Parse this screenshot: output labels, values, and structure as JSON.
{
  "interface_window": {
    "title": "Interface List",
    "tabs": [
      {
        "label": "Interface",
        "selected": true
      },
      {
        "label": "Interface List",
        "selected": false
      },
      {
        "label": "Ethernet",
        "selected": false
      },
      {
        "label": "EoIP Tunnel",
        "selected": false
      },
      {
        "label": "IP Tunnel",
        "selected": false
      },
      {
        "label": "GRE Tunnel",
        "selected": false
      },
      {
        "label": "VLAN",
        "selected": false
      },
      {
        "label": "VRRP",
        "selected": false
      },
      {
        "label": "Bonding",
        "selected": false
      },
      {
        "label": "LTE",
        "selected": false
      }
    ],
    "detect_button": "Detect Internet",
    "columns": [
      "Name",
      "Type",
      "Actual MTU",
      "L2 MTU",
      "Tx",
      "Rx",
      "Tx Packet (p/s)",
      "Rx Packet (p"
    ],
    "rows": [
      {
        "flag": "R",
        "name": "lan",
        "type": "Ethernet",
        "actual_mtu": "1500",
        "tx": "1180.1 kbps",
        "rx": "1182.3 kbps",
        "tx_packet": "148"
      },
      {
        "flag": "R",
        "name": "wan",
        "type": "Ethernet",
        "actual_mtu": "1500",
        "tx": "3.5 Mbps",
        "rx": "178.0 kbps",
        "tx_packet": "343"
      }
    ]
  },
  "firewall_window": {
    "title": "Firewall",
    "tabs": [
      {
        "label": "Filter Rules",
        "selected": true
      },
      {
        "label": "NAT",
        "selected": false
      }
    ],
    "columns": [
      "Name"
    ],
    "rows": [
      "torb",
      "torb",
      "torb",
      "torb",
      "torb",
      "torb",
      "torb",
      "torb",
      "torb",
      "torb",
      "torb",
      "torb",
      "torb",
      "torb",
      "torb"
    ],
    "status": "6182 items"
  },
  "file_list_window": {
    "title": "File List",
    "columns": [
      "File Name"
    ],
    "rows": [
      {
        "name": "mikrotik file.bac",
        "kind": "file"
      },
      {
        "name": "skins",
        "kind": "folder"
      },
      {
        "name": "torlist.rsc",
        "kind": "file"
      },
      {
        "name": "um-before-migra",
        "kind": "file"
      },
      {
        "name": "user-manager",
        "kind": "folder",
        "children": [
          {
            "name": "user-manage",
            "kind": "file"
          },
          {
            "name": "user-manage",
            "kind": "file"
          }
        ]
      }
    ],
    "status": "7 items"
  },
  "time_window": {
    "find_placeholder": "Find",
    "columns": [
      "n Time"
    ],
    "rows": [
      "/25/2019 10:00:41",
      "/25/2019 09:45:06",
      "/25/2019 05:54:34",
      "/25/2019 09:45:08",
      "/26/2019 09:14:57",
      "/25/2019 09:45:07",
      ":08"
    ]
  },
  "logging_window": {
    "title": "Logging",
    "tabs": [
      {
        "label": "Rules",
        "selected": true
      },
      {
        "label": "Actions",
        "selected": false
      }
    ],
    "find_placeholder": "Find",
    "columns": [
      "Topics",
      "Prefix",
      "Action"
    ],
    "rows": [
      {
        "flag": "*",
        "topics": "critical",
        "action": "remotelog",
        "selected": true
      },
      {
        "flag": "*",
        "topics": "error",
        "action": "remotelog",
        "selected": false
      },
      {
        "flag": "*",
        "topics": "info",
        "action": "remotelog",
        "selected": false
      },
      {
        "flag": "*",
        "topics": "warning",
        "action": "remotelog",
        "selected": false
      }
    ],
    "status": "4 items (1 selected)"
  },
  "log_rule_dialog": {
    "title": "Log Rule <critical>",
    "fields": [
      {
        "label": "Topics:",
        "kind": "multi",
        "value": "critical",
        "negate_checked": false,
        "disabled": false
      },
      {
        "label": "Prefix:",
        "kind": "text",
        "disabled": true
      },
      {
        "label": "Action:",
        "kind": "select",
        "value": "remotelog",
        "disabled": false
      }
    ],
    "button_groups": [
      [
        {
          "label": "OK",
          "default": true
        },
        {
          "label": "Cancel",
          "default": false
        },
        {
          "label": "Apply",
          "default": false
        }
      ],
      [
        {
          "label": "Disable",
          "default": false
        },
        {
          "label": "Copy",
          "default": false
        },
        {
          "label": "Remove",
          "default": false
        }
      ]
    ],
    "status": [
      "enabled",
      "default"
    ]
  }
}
_____
● **Task requirements**
Write out every line from the records above, word for word.

● **Written answer**
Parse this screenshot: output labels, values, and structure as JSON.
{
  "interface_window": {
    "title": "Interface List",
    "tabs": [
      {
        "label": "Interface",
        "selected": true
      },
      {
        "label": "Interface List",
        "selected": false
      },
      {
        "label": "Ethernet",
        "selected": false
      },
      {
        "label": "EoIP Tunnel",
        "selected": false
      },
      {
        "label": "IP Tunnel",
        "selected": false
      },
      {
        "label": "GRE Tunnel",
        "selected": false
      },
      {
        "label": "VLAN",
        "selected": false
      },
      {
        "label": "VRRP",
        "selected": false
      },
      {
        "label": "Bonding",
        "selected": false
      },
      {
        "label": "LTE",
        "selected": false
      }
    ],
    "detect_button": "Detect Internet",
    "columns": [
      "Name",
      "Type",
      "Actual MTU",
      "L2 MTU",
      "Tx",
      "Rx",
      "Tx Packet (p/s)",
      "Rx Packet (p"
    ],
    "rows": [
      {
        "flag": "R",
        "name": "lan",
        "type": "Ethernet",
        "actual_mtu": "1500",
        "tx": "1180.1 kbps",
        "rx": "1182.3 kbps",
        "tx_packet": "148"
      },
      {
        "flag": "R",
        "name": "wan",
        "type": "Ethernet",
        "actual_mtu": "1500",
        "tx": "3.5 Mbps",
        "rx": "178.0 kbps",
        "tx_packet": "343"
      }
    ]
  },
  "firewall_window": {
    "title": "Firewall",
    "tabs": [
      {
        "label": "Filter Rules",
        "selected": true
      },
      {
        "label": "NAT",
        "selected": false
      }
    ],
    "columns": [
      "Name"
    ],
    "rows": [
      "torb",
      "torb",
      "torb",
      "torb",
      "torb",
      "torb",
      "torb",
      "torb",
      "torb",
      "torb",
      "torb",
      "torb",
      "torb",
      "torb",
      "torb"
    ],
    "status": "6182 items"
  },
  "file_list_window": {
    "title": "File List",
    "columns": [
      "File Name"
    ],
    "rows": [
      {
        "name": "mikrotik file.bac",
        "kind": "file"
      },
      {
        "name": "skins",
        "kind": "folder"
      },
      {
        "name": "torlist.rsc",
        "kind": "file"
      },
      {
        "name": "um-before-migra",
        "kind": "file"
      },
      {
        "name": "user-manager",
        "kind": "folder",
        "children": [
          {
            "name": "user-manage",
            "kind": "file"
          },
          {
            "name": "user-manage",
            "kind": "file"
          }
        ]
      }
    ],
    "status": "7 items"
  },
  "time_window": {
    "find_placeholder": "Find",
    "columns": [
      "n Time"
    ],
    "rows": [
      "/25/2019 10:00:41",
      "/25/2019 09:45:06",
      "/25/2019 05:54:34",
      "/25/2019 09:45:08",
      "/26/2019 09:14:57",
      "/25/2019 09:45:07",
      ":08"
    ]
  },
  "logging_window": {
    "title": "Logging",
    "tabs": [
      {
        "label": "Rules",
        "selected": true
      },
      {
        "label": "Actions",
        "selected": false
      }
    ],
    "find_placeholder": "Find",
    "columns": [
      "Topics",
      "Prefix",
      "Action"
    ],
    "rows": [
      {
        "flag": "*",
        "topics": "critical",
        "action": "remotelog",
        "selected": true
      },
      {
        "flag": "*",
        "topics": "error",
        "action": "remotelog",
        "selected": false
      },
      {
        "flag": "*",
        "topics": "info",
        "action": "remotelog",
        "selected": false
      },
      {
        "flag": "*",
        "topics": "warning",
        "action": "remotelog",
        "selected": false
      }
    ],
    "status": "4 items (1 selected)"
  },
  "log_rule_dialog": {
    "title": "Log Rule <critical>",
    "fields": [
      {
        "label": "Topics:",
        "kind": "multi",
        "value": "critical",
        "negate_checked": false,
        "disabled": false
      },
      {
        "label": "Prefix:",
        "kind": "text",
        "disabled": true
      },
      {
        "label": "Action:",
        "kind": "select",
        "value": "remotelog",
        "disabled": false
      }
    ],
    "button_groups": [
      [
        {
          "label": "OK",
          "default": true
        },
        {
          "label": "Cancel",
          "default": false
        },
        {
          "label": "Apply",
          "default": false
        }
      ],
      [
        {
          "label": "Disable",
          "default": false
        },
        {
          "label": "Copy",
          "default": false
        },
        {
          "label": "Remove",
          "default": false
        }
      ]
    ],
    "status": [
      "enabled",
      "default"
    ]
  }
}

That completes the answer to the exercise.